- **Given request**
Reproduce the lines below verbatim, starting at the line containing "Give bounding boxes" and ending at the line containing "- document-page: 天循旅行", and omit the pictures from your answer.

- **Provided records**
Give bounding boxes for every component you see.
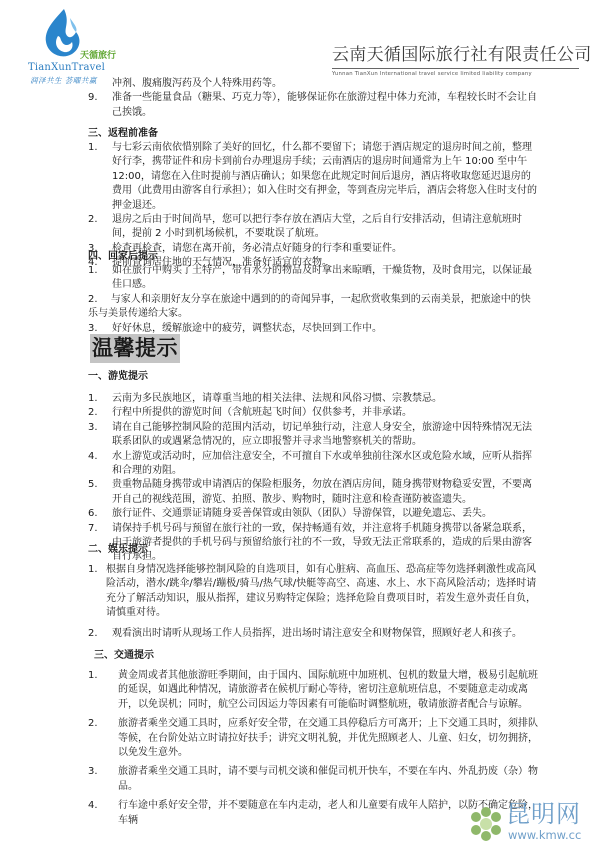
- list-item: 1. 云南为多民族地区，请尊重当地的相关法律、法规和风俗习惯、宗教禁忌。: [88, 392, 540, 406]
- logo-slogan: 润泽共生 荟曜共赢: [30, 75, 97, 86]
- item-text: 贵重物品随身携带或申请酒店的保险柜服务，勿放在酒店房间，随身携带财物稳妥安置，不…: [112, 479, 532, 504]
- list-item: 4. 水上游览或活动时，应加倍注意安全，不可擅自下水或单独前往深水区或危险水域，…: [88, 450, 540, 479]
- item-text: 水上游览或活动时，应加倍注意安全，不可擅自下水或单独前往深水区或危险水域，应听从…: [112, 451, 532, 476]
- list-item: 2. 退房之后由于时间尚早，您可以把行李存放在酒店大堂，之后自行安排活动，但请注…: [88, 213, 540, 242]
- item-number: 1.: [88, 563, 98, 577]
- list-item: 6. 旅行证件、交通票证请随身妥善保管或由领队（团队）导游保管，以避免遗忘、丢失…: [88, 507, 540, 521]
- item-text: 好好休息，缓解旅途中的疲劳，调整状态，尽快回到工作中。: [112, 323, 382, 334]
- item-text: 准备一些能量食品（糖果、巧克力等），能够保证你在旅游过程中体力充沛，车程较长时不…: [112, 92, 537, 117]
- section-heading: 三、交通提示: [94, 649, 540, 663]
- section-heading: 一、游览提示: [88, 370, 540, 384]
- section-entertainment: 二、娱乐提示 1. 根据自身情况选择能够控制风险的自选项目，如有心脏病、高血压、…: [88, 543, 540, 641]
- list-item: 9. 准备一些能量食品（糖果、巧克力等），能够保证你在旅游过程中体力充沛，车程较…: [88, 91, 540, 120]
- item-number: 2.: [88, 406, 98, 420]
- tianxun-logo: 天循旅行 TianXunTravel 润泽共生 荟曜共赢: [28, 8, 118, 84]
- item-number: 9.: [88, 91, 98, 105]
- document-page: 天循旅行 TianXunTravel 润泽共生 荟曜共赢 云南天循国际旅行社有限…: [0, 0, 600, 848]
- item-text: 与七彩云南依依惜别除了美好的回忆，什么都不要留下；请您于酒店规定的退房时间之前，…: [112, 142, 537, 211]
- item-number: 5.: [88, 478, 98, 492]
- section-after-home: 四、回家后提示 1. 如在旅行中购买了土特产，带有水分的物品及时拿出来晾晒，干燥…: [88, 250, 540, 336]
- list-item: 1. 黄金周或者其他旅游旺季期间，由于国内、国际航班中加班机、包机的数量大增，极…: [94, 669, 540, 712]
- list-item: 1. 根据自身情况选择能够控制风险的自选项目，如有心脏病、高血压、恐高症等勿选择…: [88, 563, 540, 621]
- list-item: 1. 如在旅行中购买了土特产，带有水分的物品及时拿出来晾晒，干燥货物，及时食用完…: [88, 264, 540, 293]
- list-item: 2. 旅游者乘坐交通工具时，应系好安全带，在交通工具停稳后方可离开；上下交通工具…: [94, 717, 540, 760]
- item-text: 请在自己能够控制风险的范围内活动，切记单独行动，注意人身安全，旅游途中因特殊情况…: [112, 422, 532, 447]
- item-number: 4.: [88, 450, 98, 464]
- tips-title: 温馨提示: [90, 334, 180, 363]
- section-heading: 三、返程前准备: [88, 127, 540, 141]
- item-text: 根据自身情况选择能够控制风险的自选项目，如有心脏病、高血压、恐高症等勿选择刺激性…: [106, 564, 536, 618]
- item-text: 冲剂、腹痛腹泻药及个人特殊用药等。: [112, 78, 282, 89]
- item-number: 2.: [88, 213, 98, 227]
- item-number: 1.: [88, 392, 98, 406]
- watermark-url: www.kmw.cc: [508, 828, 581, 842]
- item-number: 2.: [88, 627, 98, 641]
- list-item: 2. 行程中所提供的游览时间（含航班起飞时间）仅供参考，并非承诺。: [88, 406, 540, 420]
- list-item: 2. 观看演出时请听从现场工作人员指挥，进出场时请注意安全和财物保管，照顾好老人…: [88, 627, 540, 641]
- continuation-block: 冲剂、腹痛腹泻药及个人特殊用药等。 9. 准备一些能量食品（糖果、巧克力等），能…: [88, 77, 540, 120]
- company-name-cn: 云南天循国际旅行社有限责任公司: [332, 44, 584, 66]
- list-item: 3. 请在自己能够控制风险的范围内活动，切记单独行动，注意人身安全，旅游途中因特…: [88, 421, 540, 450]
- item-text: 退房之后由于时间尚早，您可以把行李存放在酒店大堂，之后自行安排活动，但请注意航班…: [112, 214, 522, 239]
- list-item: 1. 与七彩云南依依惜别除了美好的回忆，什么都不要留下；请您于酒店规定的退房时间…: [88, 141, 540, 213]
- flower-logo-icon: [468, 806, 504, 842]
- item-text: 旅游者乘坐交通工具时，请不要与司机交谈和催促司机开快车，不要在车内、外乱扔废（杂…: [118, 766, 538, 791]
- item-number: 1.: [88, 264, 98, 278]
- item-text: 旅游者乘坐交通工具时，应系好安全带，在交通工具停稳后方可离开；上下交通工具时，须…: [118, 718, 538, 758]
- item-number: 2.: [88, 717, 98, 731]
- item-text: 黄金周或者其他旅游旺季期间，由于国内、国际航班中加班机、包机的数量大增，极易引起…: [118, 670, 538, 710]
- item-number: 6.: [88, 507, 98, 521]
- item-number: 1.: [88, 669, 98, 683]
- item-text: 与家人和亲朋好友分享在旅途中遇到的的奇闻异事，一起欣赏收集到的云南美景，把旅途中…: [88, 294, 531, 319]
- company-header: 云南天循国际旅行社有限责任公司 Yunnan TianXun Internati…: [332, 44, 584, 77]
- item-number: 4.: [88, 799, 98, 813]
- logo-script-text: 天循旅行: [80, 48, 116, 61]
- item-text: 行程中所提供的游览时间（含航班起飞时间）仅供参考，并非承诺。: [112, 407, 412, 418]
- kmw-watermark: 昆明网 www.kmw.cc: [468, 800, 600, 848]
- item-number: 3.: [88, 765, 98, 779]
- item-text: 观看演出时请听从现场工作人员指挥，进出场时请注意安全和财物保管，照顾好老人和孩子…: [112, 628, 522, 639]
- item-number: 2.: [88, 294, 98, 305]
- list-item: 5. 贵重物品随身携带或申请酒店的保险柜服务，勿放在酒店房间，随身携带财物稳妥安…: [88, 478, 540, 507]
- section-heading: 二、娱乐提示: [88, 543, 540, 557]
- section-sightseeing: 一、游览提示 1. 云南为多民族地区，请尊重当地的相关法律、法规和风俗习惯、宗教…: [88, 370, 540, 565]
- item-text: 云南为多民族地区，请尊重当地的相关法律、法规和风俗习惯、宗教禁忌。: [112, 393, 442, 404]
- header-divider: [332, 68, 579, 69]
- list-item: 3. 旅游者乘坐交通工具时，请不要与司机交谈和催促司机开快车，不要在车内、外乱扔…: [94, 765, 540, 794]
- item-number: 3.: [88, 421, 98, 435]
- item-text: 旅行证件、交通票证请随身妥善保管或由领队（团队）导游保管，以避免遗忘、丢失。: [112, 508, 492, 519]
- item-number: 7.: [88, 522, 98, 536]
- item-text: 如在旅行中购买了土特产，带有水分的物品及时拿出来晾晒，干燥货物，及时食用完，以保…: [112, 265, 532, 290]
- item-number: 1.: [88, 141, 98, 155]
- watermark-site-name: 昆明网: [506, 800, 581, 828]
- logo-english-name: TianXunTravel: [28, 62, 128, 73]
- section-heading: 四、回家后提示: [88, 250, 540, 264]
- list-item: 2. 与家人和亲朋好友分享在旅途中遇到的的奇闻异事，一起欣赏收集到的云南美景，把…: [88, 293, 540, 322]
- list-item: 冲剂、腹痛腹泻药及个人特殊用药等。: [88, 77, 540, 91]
==
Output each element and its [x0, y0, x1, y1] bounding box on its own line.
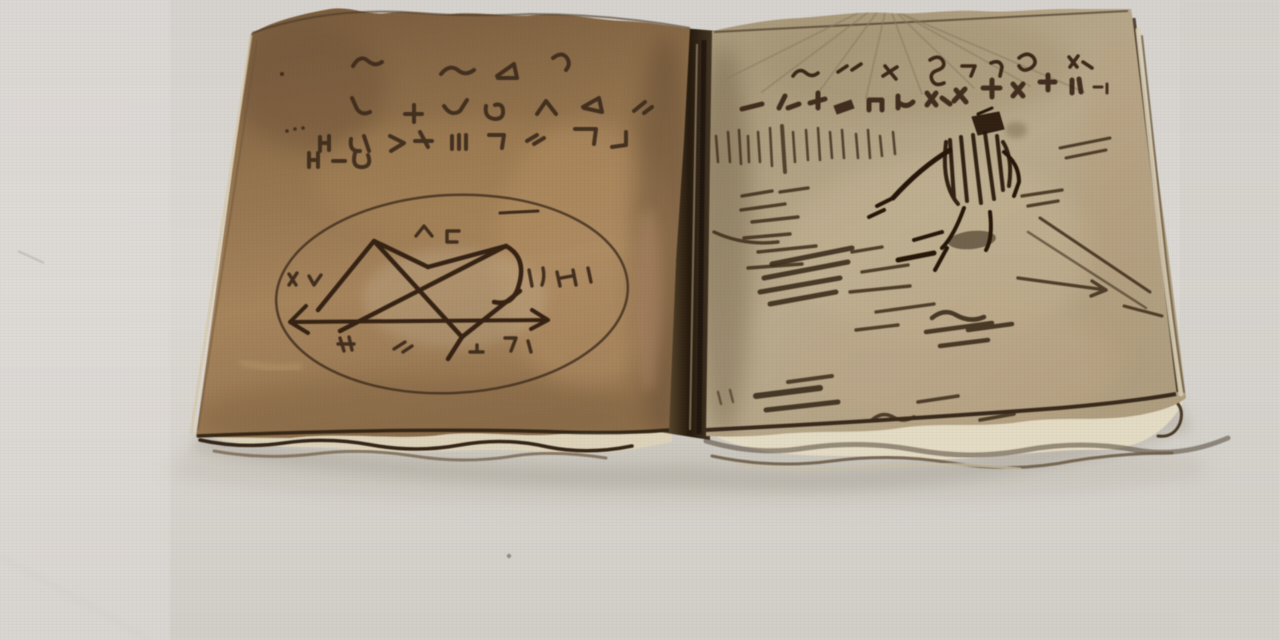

- **Exercise result**
Give bounding boxes for every component you see.
- list-item: 1. 云南为多民族地区，请尊重当地的相关法律、法规和风俗习惯、宗教禁忌。: [88, 392, 540, 406]
- logo-slogan: 润泽共生 荟曜共赢: [30, 75, 97, 86]
- item-text: 贵重物品随身携带或申请酒店的保险柜服务，勿放在酒店房间，随身携带财物稳妥安置，不…: [112, 479, 532, 504]
- list-item: 4. 水上游览或活动时，应加倍注意安全，不可擅自下水或单独前往深水区或危险水域，…: [88, 450, 540, 479]
- item-text: 水上游览或活动时，应加倍注意安全，不可擅自下水或单独前往深水区或危险水域，应听从…: [112, 451, 532, 476]
- list-item: 2. 退房之后由于时间尚早，您可以把行李存放在酒店大堂，之后自行安排活动，但请注…: [88, 213, 540, 242]
- item-number: 1.: [88, 563, 98, 577]
- list-item: 6. 旅行证件、交通票证请随身妥善保管或由领队（团队）导游保管，以避免遗忘、丢失…: [88, 507, 540, 521]
- item-text: 好好休息，缓解旅途中的疲劳，调整状态，尽快回到工作中。: [112, 323, 382, 334]
- item-text: 准备一些能量食品（糖果、巧克力等），能够保证你在旅游过程中体力充沛，车程较长时不…: [112, 92, 537, 117]
- section-heading: 三、交通提示: [94, 649, 540, 663]
- section-heading: 一、游览提示: [88, 370, 540, 384]
- section-entertainment: 二、娱乐提示 1. 根据自身情况选择能够控制风险的自选项目，如有心脏病、高血压、…: [88, 543, 540, 641]
- list-item: 9. 准备一些能量食品（糖果、巧克力等），能够保证你在旅游过程中体力充沛，车程较…: [88, 91, 540, 120]
- item-number: 2.: [88, 406, 98, 420]
- tianxun-logo: 天循旅行 TianXunTravel 润泽共生 荟曜共赢: [28, 8, 118, 84]
- item-number: 9.: [88, 91, 98, 105]
- document-page: 天循旅行 TianXunTravel 润泽共生 荟曜共赢 云南天循国际旅行社有限…: [0, 0, 600, 848]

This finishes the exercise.